Angela: Exactly, and when you’re like California you share a very long border with a more tax friendly state, say like Nevada.
R. Shawn McBride: Right.
Angela: Probably not the best idea to continually antagonize your business owners such that they wish to flee your state.
R. Shawn McBride: Yes. I mean, we see this with New York and Florida too. I spent a fair amount of time in Florida and we see a lot of New York people migrating to Florida because they stay in the same time zone. There’s a little more distance than a California to Nevada move, but people say, “Well, okay. Well, I can just move down the street-
Angela: There you go.
R. Shawn McBride: … and you know I’ll still be in same time zone. I can still service my customers, but I don’t have to deal with all of the New York regulations. I can now be in Florida. Maybe you’ll get … depending on what you prefer with the weather … you’re not going to get huge snow storms in Florida.
Angela: Yeah, pretty much. It’s pretty much never going to happen.
R. Shawn McBride: Right, exactly. It’s very, very rare. It’s quite a news event when we get snow here in Florida, which is very rare.
Angela: Yeah. But, you can actually form a corporation anywhere you want and be subject to their laws, and register it as a foreign corporation wherever you want as well. If you have a physical presence or enough nexus in that state that you actually need to register it there.
R. Shawn McBride: Right.
Angela: Wyoming is a very … You know people talk about Nevada corporations … Blah, blah, blah … Wyoming corporations, Delaware corporations …I-
R. Shawn McBride: Right.
Angela: Go ahead.
R. Shawn McBride: Let’s take a quick second and just break it down for the viewers. So, you get to pick the state you form in, and then you’re subject to their laws. There’s something out there called the Internal-Affairs Doctrine, which has been well recognized in the U.S. It basically says whatever state you choose to form in that’s the law that governs your internal affairs. Now, a little bit of challenge happening with that in some states now. We’ve seen Colorado and Maryland start to question whether some of this single member LLC stuff and all can be recognized. But, you basically get to choose where you form your company, and you’re going to be governed by their laws on how you run the internals of your company. So, you get to pick.
R. Shawn McBride: Then, other states will regulate if you’re doing business in their state and you’re sufficiently doing a certain amount of business in their state, then they’re going to say, “Well, you have to register here.” Which basically is their hope to tax you.
R. Shawn McBride: Once you’ve registered your business in a given state then you’re on their tax rolls, and they know to send you a tax form and expect a tax return from you.
Angela: Right, everybody wants their slice of the pie.
R. Shawn McBride: Right, and then bad things happen if you don’t file to do business in a state right. You’d lose your right to bring lawsuits generally. You have potential tax penalties and issues. We had a litigation matter a couple of years ago where the plaintiff had failed to file for standing, so it became an issue. They ended up not bringing the lawsuit because their cost of going back and complying with the tax regulations was more than what the lawsuit was worth.
R. Shawn McBride: You just never know, right? But, you won’t be dotting these Is and crossing these Ts, because … I’ll tell you what … you go to get acquired, or you go to do something significant, or you get into one of these litigation situations, these things can come back and haunt you.
Angela: Oh, sure. Oh, yeah. Yeah.

----

# Prompt a
Copy everything in the rows from the line containing "- add-data-field[interactable]: Add" down to the line containing "- y-axis-labels: 10", keeping both of those lines and every line between them unchanged.

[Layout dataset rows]
----

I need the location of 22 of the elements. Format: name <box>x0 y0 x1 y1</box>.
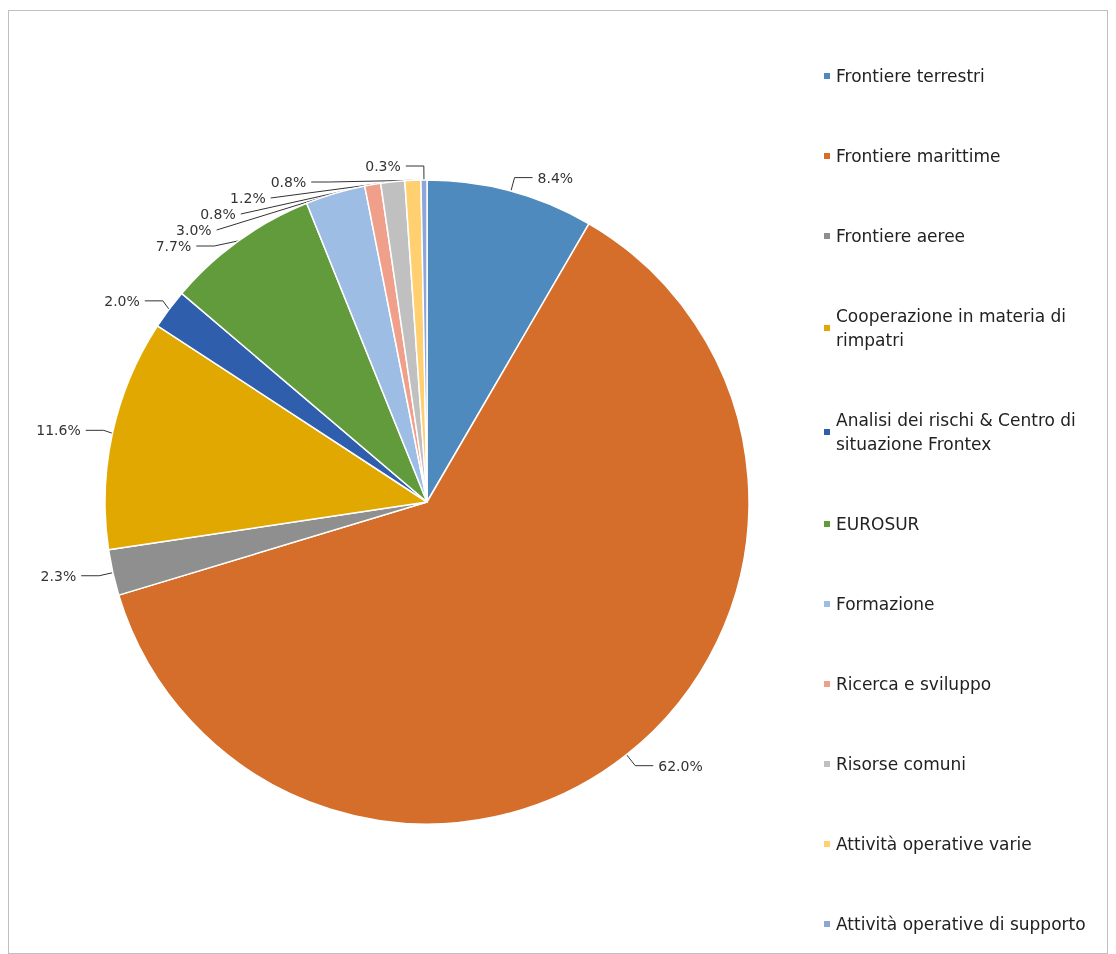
legend-label: Attività operative varie <box>836 834 1032 854</box>
legend-label: Attività operative di supporto <box>836 914 1086 934</box>
data-label: 0.8% <box>270 174 307 191</box>
data-label: 0.8% <box>200 206 236 223</box>
legend-label: Frontiere marittime <box>836 146 1001 166</box>
legend-label: Analisi dei rischi & Centro di situazione Frontex <box>836 410 1082 454</box>
legend-label: Frontiere aeree <box>836 226 966 246</box>
legend-label: Risorse comuni <box>836 754 967 774</box>
data-label: 3.0% <box>176 222 212 239</box>
data-label: 2.0% <box>104 292 140 309</box>
data-label: 0.3% <box>365 158 401 175</box>
data-label: 2.3% <box>40 567 77 584</box>
legend-label: Cooperazione in materia di rimpatri <box>836 306 1072 350</box>
data-label: 1.2% <box>230 190 266 207</box>
legend-label: EUROSUR <box>836 514 920 534</box>
legend-label: Ricerca e sviluppo <box>836 674 992 694</box>
data-label: 7.7% <box>155 238 192 255</box>
legend-label: Formazione <box>836 594 935 614</box>
data-label: 11.6% <box>36 422 81 439</box>
data-label: 62.0% <box>658 757 703 774</box>
data-label: 8.4% <box>537 169 574 186</box>
legend-label: Frontiere terrestri <box>836 66 985 86</box>
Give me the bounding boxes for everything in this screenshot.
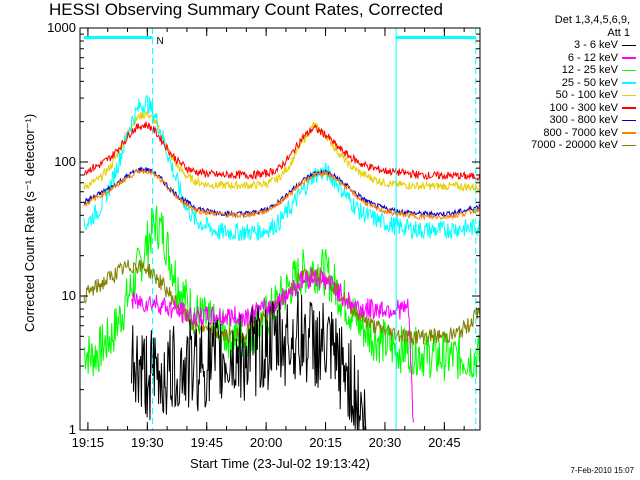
legend-entry: 50 - 100 keV	[490, 89, 636, 102]
footer-date: 7-Feb-2010 15:07	[570, 466, 634, 475]
x-tick-label: 19:15	[72, 435, 105, 450]
legend-header-line2: Att 1	[607, 26, 630, 39]
legend-entry: 3 - 6 keV	[490, 39, 636, 52]
series-line-7	[83, 168, 480, 221]
legend-entry-label: 800 - 7000 keV	[543, 126, 618, 139]
plot-frame	[79, 27, 481, 431]
legend-entry: 12 - 25 keV	[490, 64, 636, 77]
series-line-3	[83, 94, 480, 242]
legend-entry: 300 - 800 keV	[490, 114, 636, 127]
legend-entry-label: 6 - 12 keV	[567, 51, 618, 64]
legend-entry-swatch	[622, 57, 636, 59]
legend-entry-swatch	[622, 94, 636, 96]
annotation-n: N	[157, 36, 164, 47]
legend-entry: 100 - 300 keV	[490, 102, 636, 115]
axis-ticks: 1 10 100 1000 19:15 19:30 19:45 20:00 20:15 20:30…	[47, 20, 480, 450]
legend-entry: 25 - 50 keV	[490, 77, 636, 90]
legend-entry: 7000 - 20000 keV	[490, 139, 636, 152]
x-tick-label: 19:30	[131, 435, 164, 450]
legend-entry-swatch	[622, 69, 636, 71]
legend-entry-swatch	[622, 144, 636, 146]
axes-frame	[79, 27, 481, 431]
legend-entry-label: 100 - 300 keV	[549, 101, 619, 114]
legend-entry-label: 50 - 100 keV	[555, 89, 618, 101]
series-line-4	[83, 110, 480, 193]
plot-area	[83, 28, 480, 430]
legend-entry-swatch	[622, 107, 636, 109]
y-tick-label: 1	[69, 422, 76, 437]
x-tick-label: 20:15	[309, 435, 342, 450]
legend-entry-swatch	[622, 44, 636, 46]
legend-entry-label: 12 - 25 keV	[561, 64, 618, 76]
legend-entries: 3 - 6 keV 6 - 12 keV 12 - 25 keV 25 - 50 ke…	[490, 39, 636, 152]
legend-entry-swatch	[622, 119, 636, 121]
x-axis-label: Start Time (23-Jul-02 19:13:42)	[190, 456, 370, 471]
legend-entry-label: 300 - 800 keV	[549, 114, 619, 126]
legend-entry-label: 3 - 6 keV	[573, 39, 618, 51]
y-tick-label: 1000	[47, 20, 76, 35]
legend-entry-label: 7000 - 20000 keV	[531, 139, 618, 151]
y-tick-label: 10	[62, 288, 76, 303]
x-tick-label: 20:00	[250, 435, 283, 450]
legend-entry-swatch	[622, 82, 636, 84]
x-tick-label: 20:30	[369, 435, 402, 450]
chart-title: HESSI Observing Summary Count Rates, Cor…	[49, 0, 443, 19]
series-line-0	[130, 291, 367, 430]
legend-entry: 800 - 7000 keV	[490, 127, 636, 140]
legend-header-line1: Det 1,3,4,5,6,9,	[554, 14, 630, 26]
legend-entry: 6 - 12 keV	[490, 52, 636, 65]
series-line-5	[83, 121, 480, 182]
legend: Det 1,3,4,5,6,9, Att 1 3 - 6 keV 6 - 12 k…	[490, 14, 636, 152]
y-axis-label: Corrected Count Rate (s⁻¹ detector⁻¹)	[22, 113, 37, 332]
legend-entry-label: 25 - 50 keV	[561, 76, 618, 89]
legend-entry-swatch	[622, 132, 636, 134]
x-tick-label: 20:45	[428, 435, 461, 450]
x-tick-label: 19:45	[190, 435, 223, 450]
y-tick-label: 100	[54, 154, 76, 169]
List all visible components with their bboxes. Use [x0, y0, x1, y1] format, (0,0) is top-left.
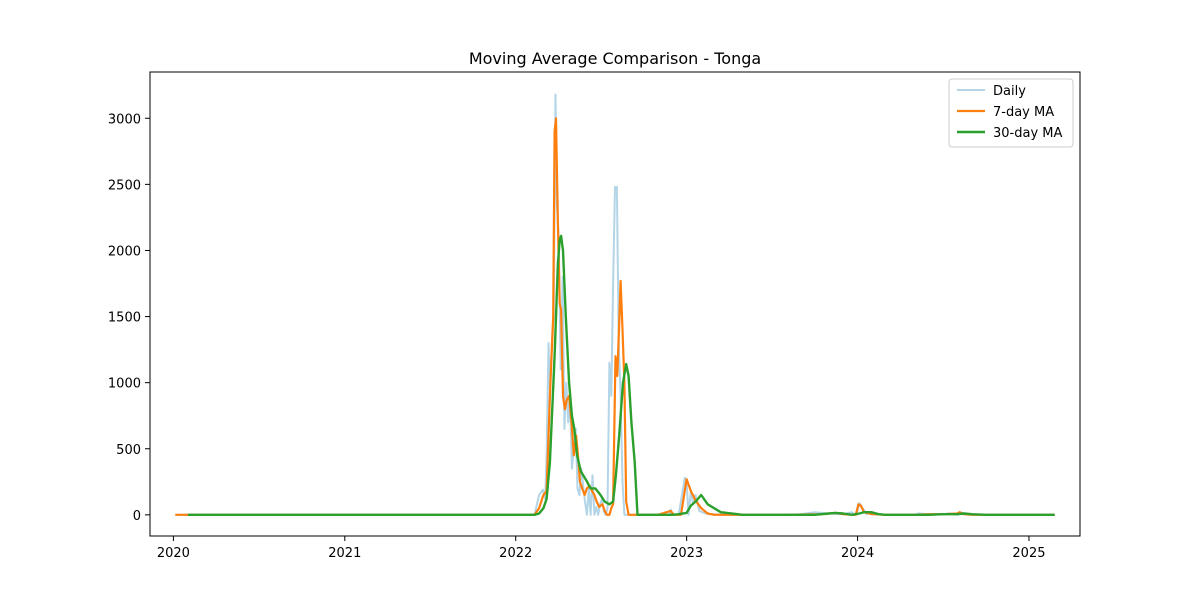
chart-title: Moving Average Comparison - Tonga: [469, 49, 761, 68]
plot-area: [149, 71, 1081, 537]
legend-label: 7-day MA: [993, 105, 1054, 120]
y-tick-label: 3000: [108, 112, 141, 127]
x-tick-label: 2025: [1012, 546, 1045, 561]
y-tick-label: 2500: [108, 178, 141, 193]
y-tick-label: 1000: [108, 377, 141, 392]
x-tick-label: 2022: [499, 546, 532, 561]
y-tick-label: 0: [133, 509, 141, 524]
x-tick-label: 2021: [328, 546, 361, 561]
y-axis: 0 500 1000 1500 2000 2500 3000: [108, 112, 150, 524]
y-tick-label: 2000: [108, 244, 141, 259]
legend-label: Daily: [993, 84, 1026, 99]
y-tick-label: 1500: [108, 311, 141, 326]
y-tick-label: 500: [116, 443, 141, 458]
legend-label: 30-day MA: [993, 126, 1062, 141]
x-tick-label: 2020: [157, 546, 190, 561]
series-line-7-day-ma: [175, 117, 1055, 516]
legend-box: [948, 78, 1074, 148]
legend: Daily 7-day MA 30-day MA: [948, 78, 1074, 148]
series-line-30-day-ma: [187, 234, 1055, 516]
x-tick-label: 2023: [670, 546, 703, 561]
x-axis: 2020 2021 2022 2023 2024 2025: [157, 536, 1046, 561]
series-layer: [175, 93, 1055, 516]
plot-frame: [149, 71, 1081, 537]
x-tick-label: 2024: [841, 546, 874, 561]
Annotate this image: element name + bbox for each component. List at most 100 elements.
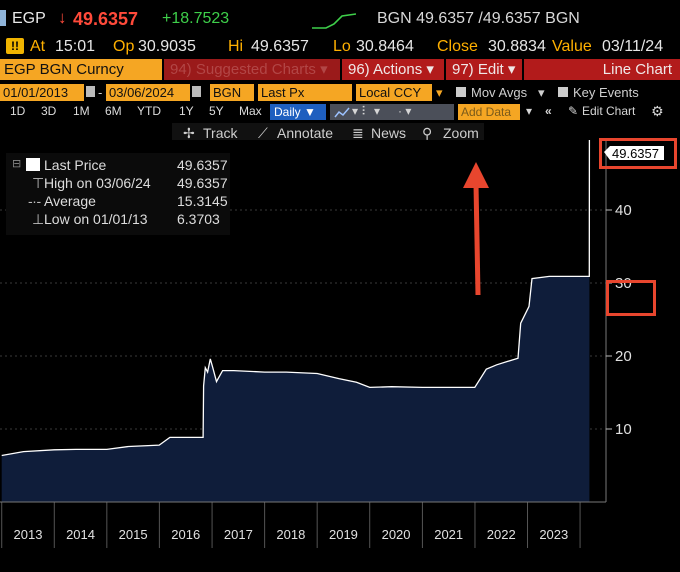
- add-data-field[interactable]: Add Data: [458, 104, 520, 120]
- y-tick-label: 20: [615, 348, 632, 365]
- close-label: Close: [437, 38, 478, 55]
- date-separator: -: [98, 85, 103, 100]
- period-1d[interactable]: 1D: [10, 104, 26, 118]
- edit-chart-button[interactable]: Edit Chart: [582, 104, 636, 118]
- period-5y[interactable]: 5Y: [209, 104, 224, 118]
- red-highlight-30-level: [606, 280, 656, 316]
- annotate-icon[interactable]: ⟋: [258, 125, 268, 141]
- period-3d[interactable]: 3D: [41, 104, 57, 118]
- news-icon[interactable]: ≣: [352, 125, 364, 141]
- crosshair-icon[interactable]: ✢: [183, 125, 195, 141]
- end-date-field[interactable]: 03/06/2024: [106, 84, 190, 101]
- quote-header: EGP ↓ 49.6357 +18.7523 BGN 49.6357 /49.6…: [0, 0, 680, 36]
- period-max[interactable]: Max: [239, 104, 262, 118]
- last-value-tag-background: [604, 146, 664, 160]
- x-tick-label: 2018: [276, 527, 305, 542]
- news-button[interactable]: News: [371, 125, 407, 141]
- high-marker-icon: ⊤: [32, 175, 45, 191]
- chart-settings-row: 01/01/2013 - 03/06/2024 BGN Last Px Loca…: [0, 84, 680, 102]
- y-axis-labels: 10 20 30 40: [606, 202, 632, 438]
- currency-select[interactable]: Local CCY: [356, 84, 432, 101]
- dots-dropdown-icon[interactable]: · ▾: [398, 104, 412, 118]
- key-events-label: Key Events: [573, 85, 639, 100]
- time-label: At: [30, 38, 46, 55]
- key-events-checkbox[interactable]: [558, 87, 568, 97]
- period-1m[interactable]: 1M: [73, 104, 90, 118]
- bid-ask-values: 49.6357 /49.6357: [416, 10, 541, 27]
- annotation-toolbar: ✢ Track ⟋ Annotate ≣ News ⚲ Zoom: [0, 123, 680, 143]
- news-flag-icon[interactable]: !!: [6, 38, 24, 54]
- period-bar: 1D 3D 1M 6M YTD 1Y 5Y Max Daily ▼ ▾ ⫶ ▾ …: [0, 103, 680, 121]
- bid-source: BGN: [377, 10, 412, 27]
- low-marker-icon: ⊥: [32, 211, 45, 227]
- legend-high-value: 49.6357: [177, 175, 228, 191]
- net-change: +18.7523: [162, 10, 230, 27]
- legend-last-value: 49.6357: [177, 157, 228, 173]
- last-price: 49.6357: [73, 9, 139, 29]
- red-up-arrow-annotation: [463, 162, 489, 296]
- line-chart-icon[interactable]: [334, 106, 350, 119]
- x-tick-label: 2019: [329, 527, 358, 542]
- price-field-select[interactable]: Last Px: [258, 84, 352, 101]
- period-1y[interactable]: 1Y: [179, 104, 194, 118]
- last-value-tag-text: 49.6357: [612, 146, 659, 161]
- x-tick-label: 2017: [224, 527, 253, 542]
- zoom-button[interactable]: Zoom: [443, 125, 479, 141]
- frequency-select[interactable]: Daily ▼: [270, 104, 326, 120]
- mov-avgs-checkbox[interactable]: [456, 87, 466, 97]
- down-arrow-icon: ↓: [58, 8, 67, 27]
- collapse-legend-icon[interactable]: ⊟: [12, 158, 22, 170]
- chart-legend[interactable]: ⊟ Last Price 49.6357 ⊤ High on 03/06/24 …: [6, 153, 230, 235]
- ticker-symbol[interactable]: EGP: [12, 10, 46, 27]
- bar-style-icon[interactable]: ⫶: [362, 104, 366, 118]
- legend-low-value: 6.3703: [177, 211, 220, 227]
- x-tick-label: 2023: [539, 527, 568, 542]
- bid-ask: BGN 49.6357 /49.6357 BGN: [377, 10, 580, 28]
- mov-avgs-dropdown-icon[interactable]: ▾: [538, 85, 545, 100]
- edit-menu[interactable]: 97) Edit ▾: [446, 59, 522, 80]
- red-highlight-last-price: [599, 138, 677, 169]
- legend-last-label: Last Price: [44, 157, 107, 173]
- value-date: 03/11/24: [602, 38, 664, 55]
- calendar-icon[interactable]: [192, 86, 201, 97]
- calendar-icon[interactable]: [86, 86, 95, 97]
- period-ytd[interactable]: YTD: [137, 104, 161, 118]
- open-value: 30.9035: [138, 38, 196, 55]
- period-6m[interactable]: 6M: [105, 104, 122, 118]
- pricing-source-field[interactable]: BGN: [210, 84, 254, 101]
- chart-style-dropdown-icon[interactable]: ▾: [352, 104, 359, 118]
- low-value: 30.8464: [356, 38, 414, 55]
- price-area: [1, 140, 590, 502]
- x-tick-label: 2016: [171, 527, 200, 542]
- x-tick-label: 2013: [14, 527, 43, 542]
- start-date-field[interactable]: 01/01/2013: [0, 84, 84, 101]
- x-tick-label: 2021: [434, 527, 463, 542]
- suggested-charts-button[interactable]: 94) Suggested Charts ▾: [164, 59, 340, 80]
- last-price-swatch: [26, 158, 40, 171]
- security-field[interactable]: EGP BGN Curncy: [0, 59, 162, 80]
- legend-average-value: 15.3145: [177, 193, 228, 209]
- track-button[interactable]: Track: [203, 125, 238, 141]
- currency-dropdown-icon[interactable]: ▾: [436, 85, 443, 100]
- add-data-dropdown-icon[interactable]: ▾: [526, 104, 533, 118]
- gear-icon[interactable]: ⚙: [651, 103, 664, 119]
- collapse-icon[interactable]: «: [545, 104, 552, 118]
- time-value: 15:01: [55, 38, 96, 55]
- close-value: 30.8834: [488, 38, 546, 55]
- pencil-icon[interactable]: ✎: [568, 104, 579, 118]
- open-label: Op: [113, 38, 135, 55]
- ask-source: BGN: [545, 10, 580, 27]
- magnifier-icon[interactable]: ⚲: [422, 125, 433, 141]
- x-tick-label: 2020: [382, 527, 411, 542]
- price-line: [1, 140, 591, 457]
- actions-menu[interactable]: 96) Actions ▾: [342, 59, 444, 80]
- legend-low-label: Low on 01/01/13: [44, 211, 148, 227]
- annotate-button[interactable]: Annotate: [277, 125, 334, 141]
- sparkline-icon: [312, 13, 356, 29]
- x-tick-label: 2022: [487, 527, 516, 542]
- red-arrow-shaft: [473, 183, 481, 296]
- legend-average-label: Average: [44, 193, 96, 209]
- x-tick-label: 2014: [66, 527, 95, 542]
- bar-style-dropdown-icon[interactable]: ▾: [374, 104, 381, 118]
- red-arrow-head: [463, 162, 489, 188]
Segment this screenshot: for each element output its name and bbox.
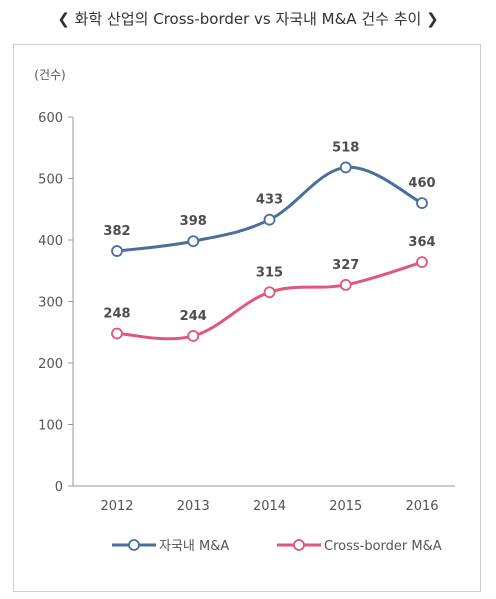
axes: 0 100 200 300 400 500 600 2012 2013 2014 2015 2016 <box>38 111 455 514</box>
chart-title: ❮ 화학 산업의 Cross-border vs 자국내 M&A 건수 추이 ❯ <box>57 10 439 28</box>
data-point <box>187 330 200 342</box>
chart-frame <box>13 44 481 592</box>
data-labels: 382 398 433 518 460 248 244 315 327 364 <box>103 140 435 324</box>
data-label: 382 <box>103 224 130 239</box>
x-tick-label: 2013 <box>177 499 210 514</box>
data-point <box>339 161 352 174</box>
data-point <box>416 197 428 210</box>
data-label: 398 <box>180 214 207 229</box>
data-point <box>263 286 276 299</box>
data-label: 518 <box>332 140 359 155</box>
data-label: 327 <box>332 258 359 273</box>
x-tick-label: 2016 <box>405 499 438 514</box>
data-point <box>111 245 123 257</box>
data-point <box>263 213 276 226</box>
x-tick-label: 2012 <box>100 499 133 514</box>
data-label: 315 <box>256 265 283 280</box>
y-axis-label: (건수) <box>34 68 65 82</box>
y-tick-label: 0 <box>55 480 63 495</box>
y-tick-label: 600 <box>38 111 63 126</box>
data-points <box>111 161 428 342</box>
y-tick-label: 300 <box>38 296 63 311</box>
y-tick-label: 500 <box>38 173 63 188</box>
legend-swatch-marker <box>293 539 305 551</box>
data-point <box>416 256 428 269</box>
data-point <box>339 278 352 291</box>
legend-swatch-marker <box>128 539 140 551</box>
data-label: 244 <box>180 309 207 324</box>
data-label: 248 <box>103 306 130 321</box>
series-line-1 <box>115 165 424 253</box>
x-tick-label: 2015 <box>329 499 362 514</box>
legend-label: Cross-border M&A <box>324 539 442 554</box>
y-tick-label: 100 <box>38 419 63 434</box>
data-point <box>111 327 123 340</box>
legend-label: 자국내 M&A <box>159 539 229 554</box>
y-tick-label: 200 <box>38 357 63 372</box>
data-label: 433 <box>256 193 283 208</box>
data-label: 364 <box>408 235 435 250</box>
data-point <box>187 235 200 248</box>
legend: 자국내 M&A Cross-border M&A <box>112 539 442 554</box>
y-tick-label: 400 <box>38 234 63 249</box>
data-label: 460 <box>408 176 435 191</box>
x-tick-label: 2014 <box>253 499 286 514</box>
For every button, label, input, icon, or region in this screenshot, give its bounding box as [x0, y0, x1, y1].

----

# Prompt b
According to the transcript, which two states have started to question whether some single member LLC arrangements can be recognized?

# Output a
- add-data-field[interactable]: Add Data: [458, 104, 520, 120]
- y-tick-label: 20: [615, 348, 632, 365]
- close-label: Close: [437, 38, 478, 55]
- date-separator: -: [98, 85, 103, 100]
- period-1d[interactable]: 1D: [10, 104, 26, 118]
- edit-chart-button[interactable]: Edit Chart: [582, 104, 636, 118]
- period-5y[interactable]: 5Y: [209, 104, 224, 118]
- red-highlight-30-level: [606, 280, 656, 316]
- annotate-icon[interactable]: ⟋: [258, 125, 268, 141]
- period-3d[interactable]: 3D: [41, 104, 57, 118]
- news-icon[interactable]: ≣: [352, 125, 364, 141]
- crosshair-icon[interactable]: ✢: [183, 125, 195, 141]
- end-date-field[interactable]: 03/06/2024: [106, 84, 190, 101]
- quote-header: EGP ↓ 49.6357 +18.7523 BGN 49.6357 /49.6…: [0, 0, 680, 36]
- period-max[interactable]: Max: [239, 104, 262, 118]
- last-value-tag-background: [604, 146, 664, 160]
- x-tick-label: 2018: [276, 527, 305, 542]
- news-button[interactable]: News: [371, 125, 407, 141]
- high-marker-icon: ⊤: [32, 175, 45, 191]
- chart-settings-row: 01/01/2013 - 03/06/2024 BGN Last Px Loca…: [0, 84, 680, 102]
- y-axis-labels: 10 20 30 40: [606, 202, 632, 438]

# Output b
Colorado and Maryland.